| GIVEN ENTRIES |
-- Start --
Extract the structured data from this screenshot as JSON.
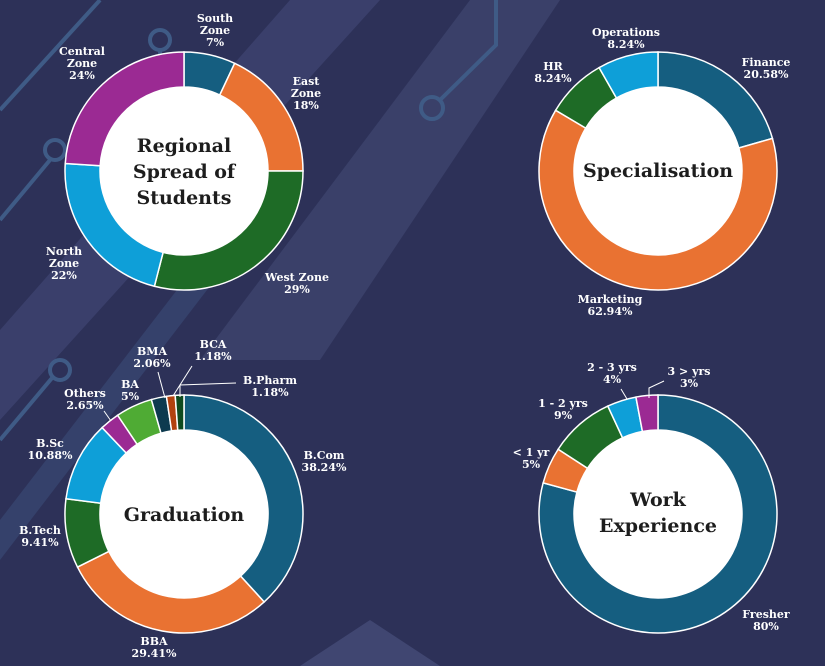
{
  "background_color": "#2d3158",
  "chart_data": [
    {
      "type": "pie",
      "donut": true,
      "title": "Regional Spread of Students",
      "categories": [
        "South Zone",
        "East Zone",
        "West Zone",
        "North Zone",
        "Central Zone"
      ],
      "values": [
        7,
        18,
        29,
        22,
        24
      ],
      "value_labels": [
        "7%",
        "18%",
        "29%",
        "22%",
        "24%"
      ],
      "colors": [
        "#155e80",
        "#e97232",
        "#1e6b26",
        "#0e9fd8",
        "#9b2a93"
      ]
    },
    {
      "type": "pie",
      "donut": true,
      "title": "Specialisation",
      "categories": [
        "Finance",
        "Marketing",
        "HR",
        "Operations"
      ],
      "values": [
        20.58,
        62.94,
        8.24,
        8.24
      ],
      "value_labels": [
        "20.58%",
        "62.94%",
        "8.24%",
        "8.24%"
      ],
      "colors": [
        "#155e80",
        "#e97232",
        "#1e6b26",
        "#0e9fd8"
      ]
    },
    {
      "type": "pie",
      "donut": true,
      "title": "Graduation",
      "categories": [
        "B.Com",
        "BBA",
        "B.Tech",
        "B.Sc",
        "Others",
        "BA",
        "BMA",
        "BCA",
        "B.Pharm"
      ],
      "values": [
        38.24,
        29.41,
        9.41,
        10.88,
        2.65,
        5,
        2.06,
        1.18,
        1.18
      ],
      "value_labels": [
        "38.24%",
        "29.41%",
        "9.41%",
        "10.88%",
        "2.65%",
        "5%",
        "2.06%",
        "1.18%",
        "1.18%"
      ],
      "colors": [
        "#155e80",
        "#e97232",
        "#1e6b26",
        "#0e9fd8",
        "#9b2a93",
        "#4fab34",
        "#0d3a4f",
        "#b2420f",
        "#0f4a1f"
      ]
    },
    {
      "type": "pie",
      "donut": true,
      "title": "Work Experience",
      "categories": [
        "Fresher",
        "< 1 yr",
        "1 - 2 yrs",
        "2 - 3 yrs",
        "3 > yrs"
      ],
      "values": [
        80,
        5,
        9,
        4,
        3
      ],
      "value_labels": [
        "80%",
        "5%",
        "9%",
        "4%",
        "3%"
      ],
      "colors": [
        "#155e80",
        "#e97232",
        "#1e6b26",
        "#0e9fd8",
        "#9b2a93"
      ]
    }
  ]
}
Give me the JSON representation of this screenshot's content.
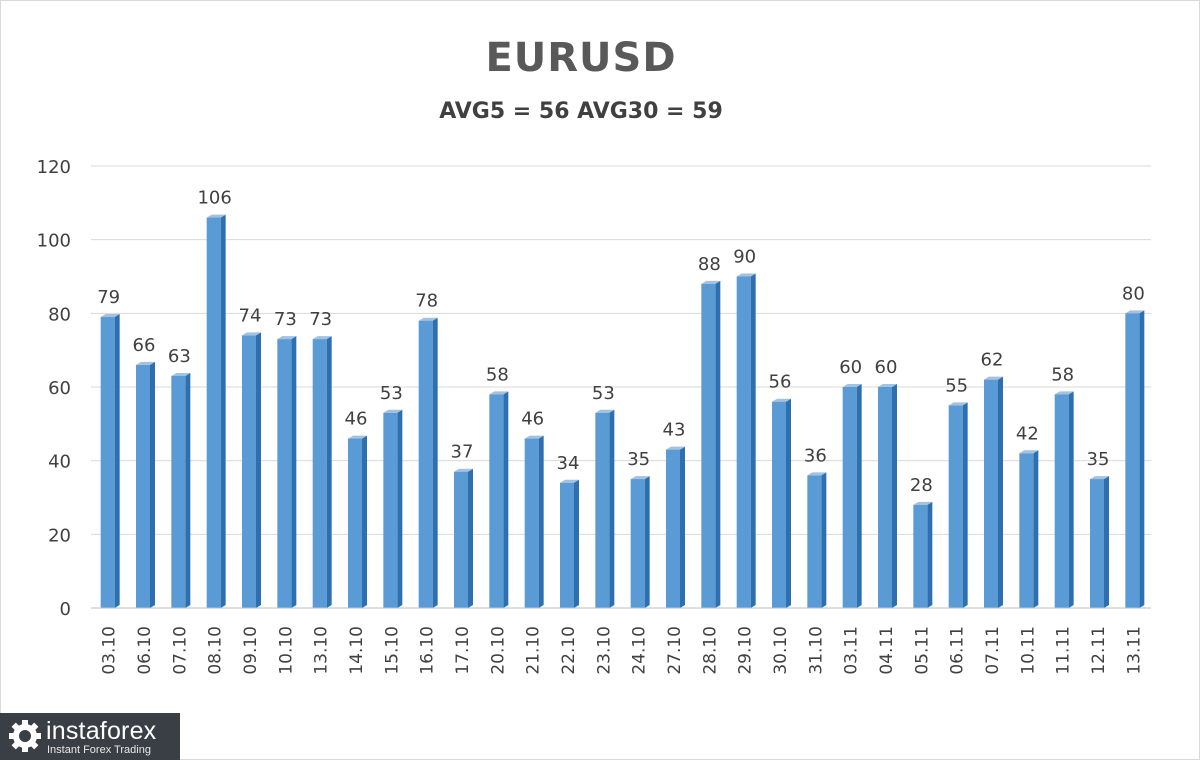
{
  "brand": {
    "name": "instaforex",
    "tagline": "Instant Forex Trading"
  },
  "colors": {
    "bar_front": "#5b9bd5",
    "bar_side": "#2e6fb0",
    "bar_top": "#9cc3e8",
    "grid": "#d9d9d9",
    "text": "#404040"
  },
  "chart_data": {
    "type": "bar",
    "title": "EURUSD",
    "subtitle": "AVG5 = 56 AVG30 = 59",
    "xlabel": "",
    "ylabel": "",
    "ylim": [
      0,
      120
    ],
    "yticks": [
      0,
      20,
      40,
      60,
      80,
      100,
      120
    ],
    "grid": true,
    "legend": "none",
    "data_labels": true,
    "categories": [
      "03.10",
      "06.10",
      "07.10",
      "08.10",
      "09.10",
      "10.10",
      "13.10",
      "14.10",
      "15.10",
      "16.10",
      "17.10",
      "20.10",
      "21.10",
      "22.10",
      "23.10",
      "24.10",
      "27.10",
      "28.10",
      "29.10",
      "30.10",
      "31.10",
      "03.11",
      "04.11",
      "05.11",
      "06.11",
      "07.11",
      "10.11",
      "11.11",
      "12.11",
      "13.11"
    ],
    "values": [
      79,
      66,
      63,
      106,
      74,
      73,
      73,
      46,
      53,
      78,
      37,
      58,
      46,
      34,
      53,
      35,
      43,
      88,
      90,
      56,
      36,
      60,
      60,
      28,
      55,
      62,
      42,
      58,
      35,
      80
    ]
  }
}
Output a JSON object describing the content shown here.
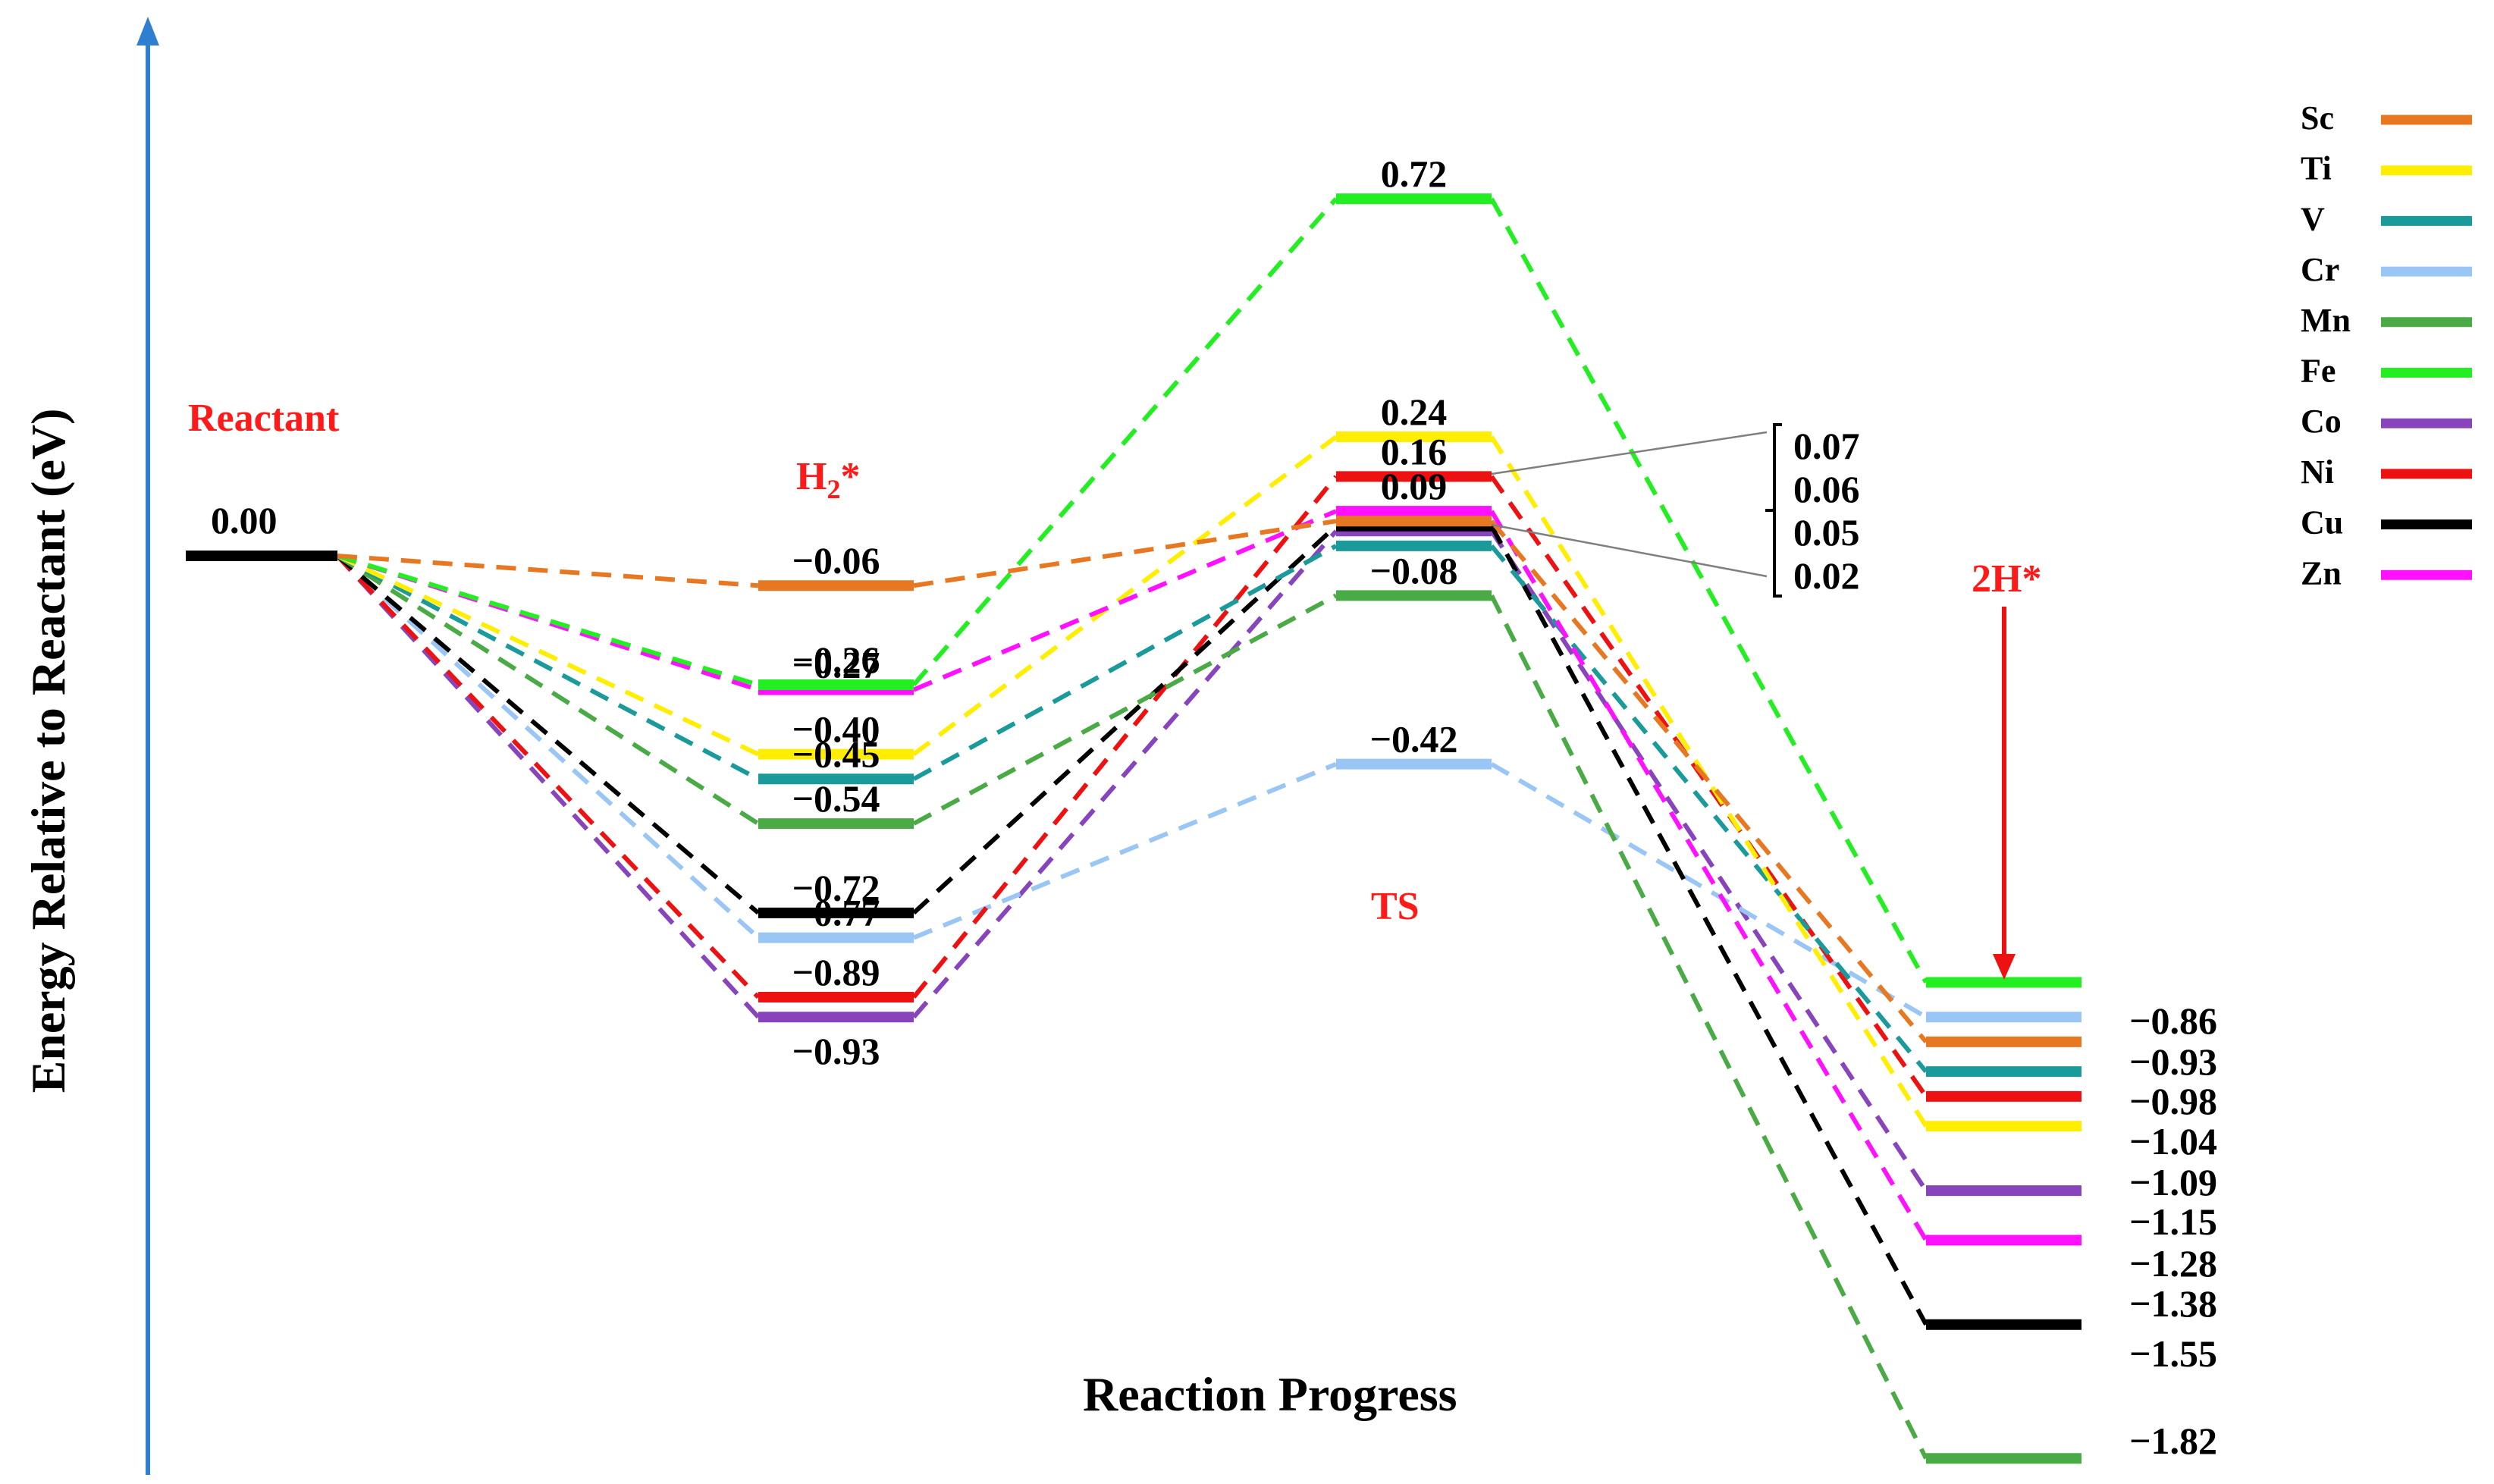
-- End --
Select and copy every line of the material that holds the string "this".

| RESPONSE |
Extract the structured data from this screenshot as JSON.
Give me the JSON representation of this screenshot's content.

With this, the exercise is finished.